** Start Information supplied **

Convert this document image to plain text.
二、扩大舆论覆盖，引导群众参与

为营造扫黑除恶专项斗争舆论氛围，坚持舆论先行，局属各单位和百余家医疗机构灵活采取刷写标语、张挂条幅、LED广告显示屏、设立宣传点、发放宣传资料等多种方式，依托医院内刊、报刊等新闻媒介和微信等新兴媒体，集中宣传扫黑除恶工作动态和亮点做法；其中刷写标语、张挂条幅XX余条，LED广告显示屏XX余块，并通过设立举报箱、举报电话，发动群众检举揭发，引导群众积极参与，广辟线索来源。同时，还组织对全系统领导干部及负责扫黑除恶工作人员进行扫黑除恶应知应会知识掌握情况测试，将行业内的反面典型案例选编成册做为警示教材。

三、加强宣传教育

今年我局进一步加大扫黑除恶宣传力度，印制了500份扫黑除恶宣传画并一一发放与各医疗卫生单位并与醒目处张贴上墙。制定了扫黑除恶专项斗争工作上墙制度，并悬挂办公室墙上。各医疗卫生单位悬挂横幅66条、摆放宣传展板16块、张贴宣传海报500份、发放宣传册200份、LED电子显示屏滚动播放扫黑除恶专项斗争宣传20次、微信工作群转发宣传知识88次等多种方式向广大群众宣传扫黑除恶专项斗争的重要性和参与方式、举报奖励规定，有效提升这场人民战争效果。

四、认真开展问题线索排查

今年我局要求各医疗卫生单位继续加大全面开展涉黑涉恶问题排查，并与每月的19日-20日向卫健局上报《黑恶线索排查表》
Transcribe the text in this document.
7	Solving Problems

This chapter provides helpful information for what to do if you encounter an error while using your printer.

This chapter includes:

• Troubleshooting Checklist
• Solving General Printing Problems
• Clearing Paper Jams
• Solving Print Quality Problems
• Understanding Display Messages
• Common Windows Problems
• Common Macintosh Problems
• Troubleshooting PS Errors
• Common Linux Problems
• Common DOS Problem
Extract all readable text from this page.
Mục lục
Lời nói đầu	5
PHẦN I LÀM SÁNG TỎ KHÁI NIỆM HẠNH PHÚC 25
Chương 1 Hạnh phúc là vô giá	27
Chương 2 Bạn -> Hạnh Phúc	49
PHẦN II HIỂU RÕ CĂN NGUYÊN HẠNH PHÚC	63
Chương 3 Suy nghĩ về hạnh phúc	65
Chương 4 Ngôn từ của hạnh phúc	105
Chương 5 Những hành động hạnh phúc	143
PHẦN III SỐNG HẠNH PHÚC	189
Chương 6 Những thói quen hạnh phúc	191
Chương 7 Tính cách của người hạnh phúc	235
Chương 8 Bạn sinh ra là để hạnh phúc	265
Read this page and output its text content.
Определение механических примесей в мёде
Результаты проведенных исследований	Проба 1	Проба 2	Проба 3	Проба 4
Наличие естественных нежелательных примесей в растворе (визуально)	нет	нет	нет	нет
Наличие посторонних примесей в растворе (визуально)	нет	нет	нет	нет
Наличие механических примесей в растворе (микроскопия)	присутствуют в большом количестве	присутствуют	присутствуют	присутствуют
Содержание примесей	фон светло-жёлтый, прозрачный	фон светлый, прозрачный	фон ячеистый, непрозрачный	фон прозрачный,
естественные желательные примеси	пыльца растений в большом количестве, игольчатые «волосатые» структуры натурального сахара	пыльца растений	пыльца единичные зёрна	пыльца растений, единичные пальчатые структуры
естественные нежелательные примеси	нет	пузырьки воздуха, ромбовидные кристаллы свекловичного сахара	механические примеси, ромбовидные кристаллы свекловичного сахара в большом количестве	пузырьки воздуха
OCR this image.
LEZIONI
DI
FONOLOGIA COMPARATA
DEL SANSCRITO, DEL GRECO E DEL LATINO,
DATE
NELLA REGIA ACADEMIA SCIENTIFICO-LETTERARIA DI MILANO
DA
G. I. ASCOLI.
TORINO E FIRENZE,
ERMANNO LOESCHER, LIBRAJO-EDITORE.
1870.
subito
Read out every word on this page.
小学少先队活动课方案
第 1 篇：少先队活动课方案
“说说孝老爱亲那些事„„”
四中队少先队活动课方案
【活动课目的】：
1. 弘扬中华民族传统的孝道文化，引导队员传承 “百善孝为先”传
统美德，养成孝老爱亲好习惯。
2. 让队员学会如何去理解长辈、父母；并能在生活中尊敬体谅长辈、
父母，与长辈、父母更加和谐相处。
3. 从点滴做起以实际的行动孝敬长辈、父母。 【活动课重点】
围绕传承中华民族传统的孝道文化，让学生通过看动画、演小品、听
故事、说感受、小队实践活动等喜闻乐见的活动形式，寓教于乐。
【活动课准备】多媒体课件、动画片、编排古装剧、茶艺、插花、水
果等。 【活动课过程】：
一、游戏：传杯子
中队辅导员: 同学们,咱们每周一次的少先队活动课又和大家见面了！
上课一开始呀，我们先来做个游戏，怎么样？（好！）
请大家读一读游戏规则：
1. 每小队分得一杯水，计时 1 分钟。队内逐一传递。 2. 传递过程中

** End Information supplied **

Stated task:
Write out the records shown above, exactly as they appear.

Solved problem:
Convert this document image to plain text.
二、扩大舆论覆盖，引导群众参与

为营造扫黑除恶专项斗争舆论氛围，坚持舆论先行，局属各单位和百余家医疗机构灵活采取刷写标语、张挂条幅、LED广告显示屏、设立宣传点、发放宣传资料等多种方式，依托医院内刊、报刊等新闻媒介和微信等新兴媒体，集中宣传扫黑除恶工作动态和亮点做法；其中刷写标语、张挂条幅XX余条，LED广告显示屏XX余块，并通过设立举报箱、举报电话，发动群众检举揭发，引导群众积极参与，广辟线索来源。同时，还组织对全系统领导干部及负责扫黑除恶工作人员进行扫黑除恶应知应会知识掌握情况测试，将行业内的反面典型案例选编成册做为警示教材。

三、加强宣传教育

今年我局进一步加大扫黑除恶宣传力度，印制了500份扫黑除恶宣传画并一一发放与各医疗卫生单位并与醒目处张贴上墙。制定了扫黑除恶专项斗争工作上墙制度，并悬挂办公室墙上。各医疗卫生单位悬挂横幅66条、摆放宣传展板16块、张贴宣传海报500份、发放宣传册200份、LED电子显示屏滚动播放扫黑除恶专项斗争宣传20次、微信工作群转发宣传知识88次等多种方式向广大群众宣传扫黑除恶专项斗争的重要性和参与方式、举报奖励规定，有效提升这场人民战争效果。

四、认真开展问题线索排查

今年我局要求各医疗卫生单位继续加大全面开展涉黑涉恶问题排查，并与每月的19日-20日向卫健局上报《黑恶线索排查表》
Transcribe the text in this document.
7	Solving Problems

This chapter provides helpful information for what to do if you encounter an error while using your printer.

This chapter includes:

• Troubleshooting Checklist
• Solving General Printing Problems
• Clearing Paper Jams
• Solving Print Quality Problems
• Understanding Display Messages
• Common Windows Problems
• Common Macintosh Problems
• Troubleshooting PS Errors
• Common Linux Problems
• Common DOS Problem
Extract all readable text from this page.
Mục lục
Lời nói đầu	5
PHẦN I LÀM SÁNG TỎ KHÁI NIỆM HẠNH PHÚC 25
Chương 1 Hạnh phúc là vô giá	27
Chương 2 Bạn -> Hạnh Phúc	49
PHẦN II HIỂU RÕ CĂN NGUYÊN HẠNH PHÚC	63
Chương 3 Suy nghĩ về hạnh phúc	65
Chương 4 Ngôn từ của hạnh phúc	105
Chương 5 Những hành động hạnh phúc	143
PHẦN III SỐNG HẠNH PHÚC	189
Chương 6 Những thói quen hạnh phúc	191
Chương 7 Tính cách của người hạnh phúc	235
Chương 8 Bạn sinh ra là để hạnh phúc	265
Read this page and output its text content.
Определение механических примесей в мёде
Результаты проведенных исследований	Проба 1	Проба 2	Проба 3	Проба 4
Наличие естественных нежелательных примесей в растворе (визуально)	нет	нет	нет	нет
Наличие посторонних примесей в растворе (визуально)	нет	нет	нет	нет
Наличие механических примесей в растворе (микроскопия)	присутствуют в большом количестве	присутствуют	присутствуют	присутствуют
Содержание примесей	фон светло-жёлтый, прозрачный	фон светлый, прозрачный	фон ячеистый, непрозрачный	фон прозрачный,
естественные желательные примеси	пыльца растений в большом количестве, игольчатые «волосатые» структуры натурального сахара	пыльца растений	пыльца единичные зёрна	пыльца растений, единичные пальчатые структуры
естественные нежелательные примеси	нет	пузырьки воздуха, ромбовидные кристаллы свекловичного сахара	механические примеси, ромбовидные кристаллы свекловичного сахара в большом количестве	пузырьки воздуха
OCR this image.
LEZIONI
DI
FONOLOGIA COMPARATA
DEL SANSCRITO, DEL GRECO E DEL LATINO,
DATE
NELLA REGIA ACADEMIA SCIENTIFICO-LETTERARIA DI MILANO
DA
G. I. ASCOLI.
TORINO E FIRENZE,
ERMANNO LOESCHER, LIBRAJO-EDITORE.
1870.
subito
Read out every word on this page.
小学少先队活动课方案
第 1 篇：少先队活动课方案
“说说孝老爱亲那些事„„”
四中队少先队活动课方案
【活动课目的】：
1. 弘扬中华民族传统的孝道文化，引导队员传承 “百善孝为先”传
统美德，养成孝老爱亲好习惯。
2. 让队员学会如何去理解长辈、父母；并能在生活中尊敬体谅长辈、
父母，与长辈、父母更加和谐相处。
3. 从点滴做起以实际的行动孝敬长辈、父母。 【活动课重点】
围绕传承中华民族传统的孝道文化，让学生通过看动画、演小品、听
故事、说感受、小队实践活动等喜闻乐见的活动形式，寓教于乐。
【活动课准备】多媒体课件、动画片、编排古装剧、茶艺、插花、水
果等。 【活动课过程】：
一、游戏：传杯子
中队辅导员: 同学们,咱们每周一次的少先队活动课又和大家见面了！
上课一开始呀，我们先来做个游戏，怎么样？（好！）
请大家读一读游戏规则：
1. 每小队分得一杯水，计时 1 分钟。队内逐一传递。 2. 传递过程中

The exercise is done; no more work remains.